Stored records:

※ ※ ※

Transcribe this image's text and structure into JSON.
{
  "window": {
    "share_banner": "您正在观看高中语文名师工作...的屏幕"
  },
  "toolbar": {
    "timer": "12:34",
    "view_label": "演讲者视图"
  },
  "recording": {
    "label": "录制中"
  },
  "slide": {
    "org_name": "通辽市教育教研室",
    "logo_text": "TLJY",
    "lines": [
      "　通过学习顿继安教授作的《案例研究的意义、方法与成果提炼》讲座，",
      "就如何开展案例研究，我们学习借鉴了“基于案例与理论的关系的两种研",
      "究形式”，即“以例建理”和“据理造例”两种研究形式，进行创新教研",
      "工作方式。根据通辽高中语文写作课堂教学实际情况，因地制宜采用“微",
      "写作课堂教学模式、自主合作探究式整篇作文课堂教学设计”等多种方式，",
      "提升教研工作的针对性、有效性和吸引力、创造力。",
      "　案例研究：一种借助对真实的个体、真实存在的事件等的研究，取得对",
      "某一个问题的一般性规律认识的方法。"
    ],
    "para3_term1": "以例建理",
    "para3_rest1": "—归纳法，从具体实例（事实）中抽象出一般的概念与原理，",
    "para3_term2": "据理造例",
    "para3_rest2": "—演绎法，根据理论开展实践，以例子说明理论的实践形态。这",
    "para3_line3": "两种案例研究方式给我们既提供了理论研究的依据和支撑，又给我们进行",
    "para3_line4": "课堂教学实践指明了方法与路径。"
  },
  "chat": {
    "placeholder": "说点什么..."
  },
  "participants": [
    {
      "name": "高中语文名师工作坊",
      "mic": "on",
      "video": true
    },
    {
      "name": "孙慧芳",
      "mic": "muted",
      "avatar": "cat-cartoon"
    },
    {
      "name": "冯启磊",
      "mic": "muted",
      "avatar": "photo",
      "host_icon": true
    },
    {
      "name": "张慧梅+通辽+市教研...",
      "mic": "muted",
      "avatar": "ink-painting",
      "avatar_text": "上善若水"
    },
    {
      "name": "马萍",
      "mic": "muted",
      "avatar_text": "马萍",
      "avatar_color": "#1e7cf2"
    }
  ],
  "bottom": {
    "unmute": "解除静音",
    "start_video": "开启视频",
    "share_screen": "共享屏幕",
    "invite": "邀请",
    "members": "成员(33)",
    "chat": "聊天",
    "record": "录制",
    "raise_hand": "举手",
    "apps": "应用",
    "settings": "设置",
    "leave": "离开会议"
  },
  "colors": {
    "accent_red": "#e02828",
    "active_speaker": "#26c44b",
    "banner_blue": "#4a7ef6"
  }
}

※ ※ ※

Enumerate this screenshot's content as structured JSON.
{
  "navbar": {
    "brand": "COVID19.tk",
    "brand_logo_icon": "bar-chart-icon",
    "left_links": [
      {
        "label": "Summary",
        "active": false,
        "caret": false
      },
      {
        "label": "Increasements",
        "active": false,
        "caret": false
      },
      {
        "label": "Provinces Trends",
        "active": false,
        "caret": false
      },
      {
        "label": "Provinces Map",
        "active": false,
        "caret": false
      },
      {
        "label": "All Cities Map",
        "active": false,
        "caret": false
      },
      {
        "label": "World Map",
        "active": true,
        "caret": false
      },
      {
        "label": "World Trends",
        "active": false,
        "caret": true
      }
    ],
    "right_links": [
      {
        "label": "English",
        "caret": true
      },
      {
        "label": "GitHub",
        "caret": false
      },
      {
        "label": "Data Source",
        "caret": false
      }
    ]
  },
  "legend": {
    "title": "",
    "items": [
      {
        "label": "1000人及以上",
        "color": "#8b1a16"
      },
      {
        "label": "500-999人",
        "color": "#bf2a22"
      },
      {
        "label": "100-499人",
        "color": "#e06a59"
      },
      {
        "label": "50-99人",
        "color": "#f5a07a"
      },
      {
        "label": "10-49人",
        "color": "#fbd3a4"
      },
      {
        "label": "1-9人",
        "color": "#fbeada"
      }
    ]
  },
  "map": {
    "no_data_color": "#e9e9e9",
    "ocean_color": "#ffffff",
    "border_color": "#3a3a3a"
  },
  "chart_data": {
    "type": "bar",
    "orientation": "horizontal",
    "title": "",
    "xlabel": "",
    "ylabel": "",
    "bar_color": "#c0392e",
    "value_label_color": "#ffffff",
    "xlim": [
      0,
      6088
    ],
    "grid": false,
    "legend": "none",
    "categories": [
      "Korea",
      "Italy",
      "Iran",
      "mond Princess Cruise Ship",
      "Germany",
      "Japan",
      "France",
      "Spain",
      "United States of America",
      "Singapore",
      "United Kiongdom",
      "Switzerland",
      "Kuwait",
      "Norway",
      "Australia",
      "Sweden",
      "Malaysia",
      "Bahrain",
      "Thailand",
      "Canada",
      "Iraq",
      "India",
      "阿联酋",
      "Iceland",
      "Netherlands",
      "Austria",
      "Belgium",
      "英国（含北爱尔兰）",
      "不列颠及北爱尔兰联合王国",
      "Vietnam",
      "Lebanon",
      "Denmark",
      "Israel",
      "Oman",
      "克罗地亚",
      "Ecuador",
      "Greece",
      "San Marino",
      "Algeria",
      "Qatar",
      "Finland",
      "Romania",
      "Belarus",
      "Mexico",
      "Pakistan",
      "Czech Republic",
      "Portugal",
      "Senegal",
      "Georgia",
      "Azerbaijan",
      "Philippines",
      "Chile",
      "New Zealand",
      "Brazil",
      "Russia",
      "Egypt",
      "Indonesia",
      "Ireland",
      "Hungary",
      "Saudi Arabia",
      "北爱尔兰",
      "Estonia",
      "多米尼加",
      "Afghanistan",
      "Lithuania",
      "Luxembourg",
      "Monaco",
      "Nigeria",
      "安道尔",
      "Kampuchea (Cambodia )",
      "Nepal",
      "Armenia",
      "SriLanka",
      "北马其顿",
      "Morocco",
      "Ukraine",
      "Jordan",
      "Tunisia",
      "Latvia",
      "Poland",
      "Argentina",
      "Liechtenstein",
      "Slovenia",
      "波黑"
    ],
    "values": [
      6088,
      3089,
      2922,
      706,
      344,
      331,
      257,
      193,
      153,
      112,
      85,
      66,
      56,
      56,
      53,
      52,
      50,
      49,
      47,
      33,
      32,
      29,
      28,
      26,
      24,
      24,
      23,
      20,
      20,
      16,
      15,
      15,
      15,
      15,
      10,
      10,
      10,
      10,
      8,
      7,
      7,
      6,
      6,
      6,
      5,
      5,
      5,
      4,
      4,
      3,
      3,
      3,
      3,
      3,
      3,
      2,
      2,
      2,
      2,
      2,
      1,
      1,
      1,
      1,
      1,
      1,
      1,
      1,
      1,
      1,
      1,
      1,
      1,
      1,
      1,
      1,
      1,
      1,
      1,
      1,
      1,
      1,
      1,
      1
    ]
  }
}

※ ※ ※

Which lines in the listing above hold the word "以例建理"? Show each of them.

Full output:
      "究形式”，即“以例建理”和“据理造例”两种研究形式，进行创新教研",
    "para3_term1": "以例建理",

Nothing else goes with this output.